Give back the full listing, character for character, with no pictures.

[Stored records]
------------

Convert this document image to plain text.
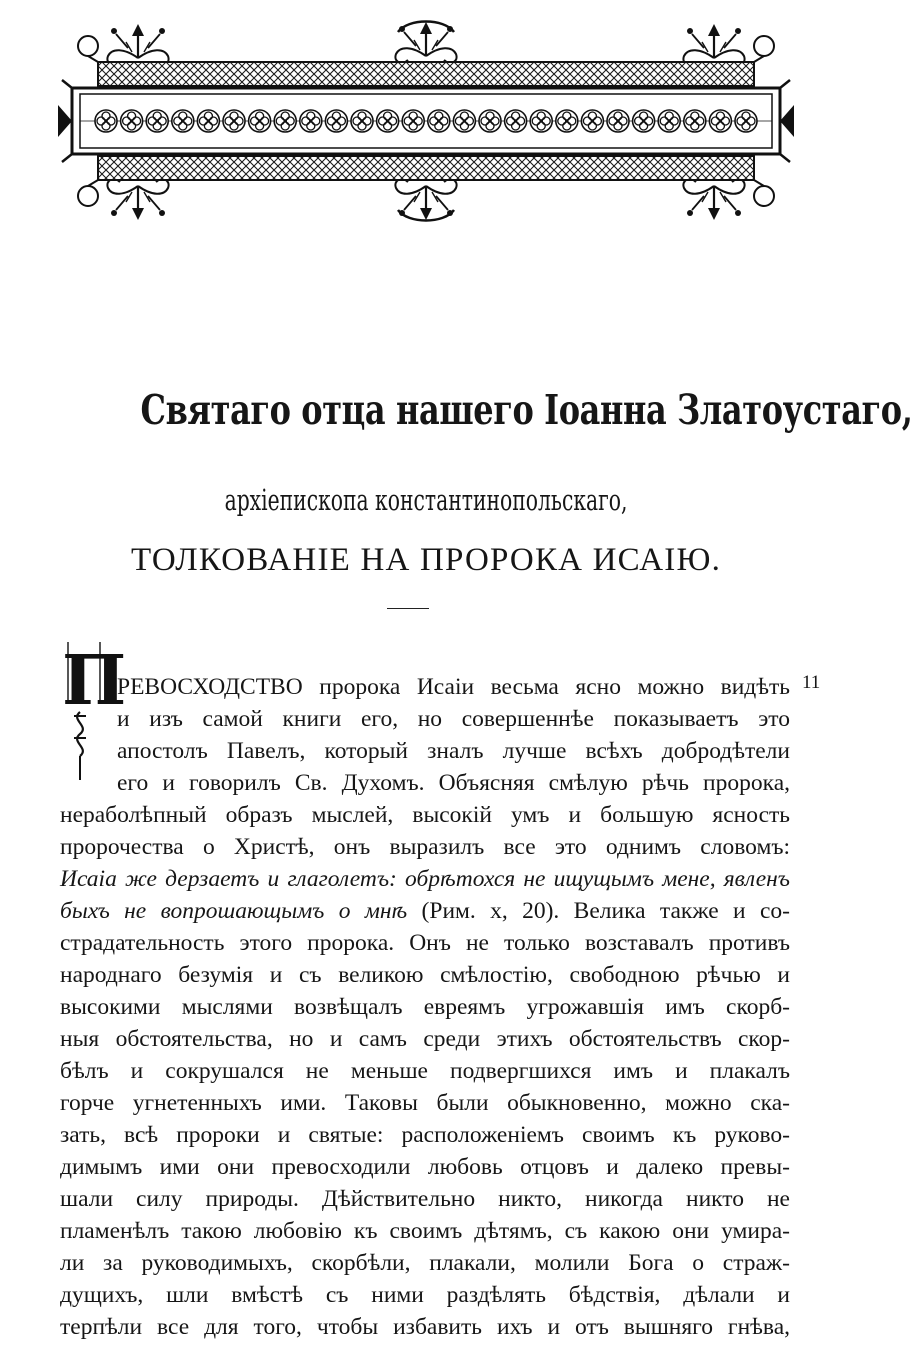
Святаго отца нашего Іоанна Златоустаго,
архіепископа константинопольскаго,
ТОЛКОВАНІЕ НА ПРОРОКА ИСАІЮ.
П	11
РЕВОСХОДСТВО пророка Исаіи весьма ясно можно видѣть
и изъ самой книги его, но совершеннѣе показываетъ это
апостолъ Павелъ, который зналъ лучше всѣхъ добродѣтели
его и говорилъ Св. Духомъ. Объясняя смѣлую рѣчь пророка,
нераболѣпный образъ мыслей, высокій умъ и большую ясность
пророчества о Христѣ, онъ выразилъ все это однимъ словомъ:
Исаіа же дерзаетъ и глаголетъ: обрѣтохся не ищущымъ мене, явленъ
быхъ не вопрошающымъ о мнѣ (Рим. x, 20). Велика также и со-
страдательность этого пророка. Онъ не только возставалъ противъ
народнаго безумія и съ великою смѣлостію, свободною рѣчью и
высокими мыслями возвѣщалъ евреямъ угрожавшія имъ скорб-
ныя обстоятельства, но и самъ среди этихъ обстоятельствъ скор-
бѣлъ и сокрушался не меньше подвергшихся имъ и плакалъ
горче угнетенныхъ ими. Таковы были обыкновенно, можно ска-
зать, всѣ пророки и святые: расположеніемъ своимъ къ руково-
димымъ ими они превосходили любовь отцовъ и далеко превы-
шали силу природы. Дѣйствительно никто, никогда никто не
пламенѣлъ такою любовію къ своимъ дѣтямъ, съ какою они умира-
ли за руководимыхъ, скорбѣли, плакали, молили Бога о страж-
дущихъ, шли вмѣстѣ съ ними раздѣлять бѣдствія, дѣлали и
терпѣли все для того, чтобы избавить ихъ и отъ вышняго гнѣва,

------------

Output of the task:
Convert this document image to plain text.
Святаго отца нашего Іоанна Златоустаго,
архіепископа константинопольскаго,
ТОЛКОВАНІЕ НА ПРОРОКА ИСАІЮ.
П	11
РЕВОСХОДСТВО пророка Исаіи весьма ясно можно видѣть
и изъ самой книги его, но совершеннѣе показываетъ это
апостолъ Павелъ, который зналъ лучше всѣхъ добродѣтели
его и говорилъ Св. Духомъ. Объясняя смѣлую рѣчь пророка,
нераболѣпный образъ мыслей, высокій умъ и большую ясность
пророчества о Христѣ, онъ выразилъ все это однимъ словомъ:
Исаіа же дерзаетъ и глаголетъ: обрѣтохся не ищущымъ мене, явленъ
быхъ не вопрошающымъ о мнѣ (Рим. x, 20). Велика также и со-
страдательность этого пророка. Онъ не только возставалъ противъ
народнаго безумія и съ великою смѣлостію, свободною рѣчью и
высокими мыслями возвѣщалъ евреямъ угрожавшія имъ скорб-
ныя обстоятельства, но и самъ среди этихъ обстоятельствъ скор-
бѣлъ и сокрушался не меньше подвергшихся имъ и плакалъ
горче угнетенныхъ ими. Таковы были обыкновенно, можно ска-
зать, всѣ пророки и святые: расположеніемъ своимъ къ руково-
димымъ ими они превосходили любовь отцовъ и далеко превы-
шали силу природы. Дѣйствительно никто, никогда никто не
пламенѣлъ такою любовію къ своимъ дѣтямъ, съ какою они умира-
ли за руководимыхъ, скорбѣли, плакали, молили Бога о страж-
дущихъ, шли вмѣстѣ съ ними раздѣлять бѣдствія, дѣлали и
терпѣли все для того, чтобы избавить ихъ и отъ вышняго гнѣва,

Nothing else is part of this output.